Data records
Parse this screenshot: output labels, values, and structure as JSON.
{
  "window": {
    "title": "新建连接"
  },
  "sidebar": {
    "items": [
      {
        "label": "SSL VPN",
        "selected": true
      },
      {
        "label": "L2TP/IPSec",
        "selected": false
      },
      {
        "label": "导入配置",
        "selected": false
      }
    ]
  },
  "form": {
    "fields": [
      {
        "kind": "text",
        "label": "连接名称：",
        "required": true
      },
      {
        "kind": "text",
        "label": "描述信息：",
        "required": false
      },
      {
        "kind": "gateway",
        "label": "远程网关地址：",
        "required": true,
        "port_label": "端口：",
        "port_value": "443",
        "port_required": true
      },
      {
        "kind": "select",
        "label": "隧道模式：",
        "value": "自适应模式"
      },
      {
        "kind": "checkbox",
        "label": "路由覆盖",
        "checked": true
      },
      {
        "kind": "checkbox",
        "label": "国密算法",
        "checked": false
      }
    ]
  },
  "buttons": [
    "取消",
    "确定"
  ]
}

- [The exercise]:
Exactly as shown, repeat every record.

- [Reply]:
Parse this screenshot: output labels, values, and structure as JSON.
{
  "window": {
    "title": "新建连接"
  },
  "sidebar": {
    "items": [
      {
        "label": "SSL VPN",
        "selected": true
      },
      {
        "label": "L2TP/IPSec",
        "selected": false
      },
      {
        "label": "导入配置",
        "selected": false
      }
    ]
  },
  "form": {
    "fields": [
      {
        "kind": "text",
        "label": "连接名称：",
        "required": true
      },
      {
        "kind": "text",
        "label": "描述信息：",
        "required": false
      },
      {
        "kind": "gateway",
        "label": "远程网关地址：",
        "required": true,
        "port_label": "端口：",
        "port_value": "443",
        "port_required": true
      },
      {
        "kind": "select",
        "label": "隧道模式：",
        "value": "自适应模式"
      },
      {
        "kind": "checkbox",
        "label": "路由覆盖",
        "checked": true
      },
      {
        "kind": "checkbox",
        "label": "国密算法",
        "checked": false
      }
    ]
  },
  "buttons": [
    "取消",
    "确定"
  ]
}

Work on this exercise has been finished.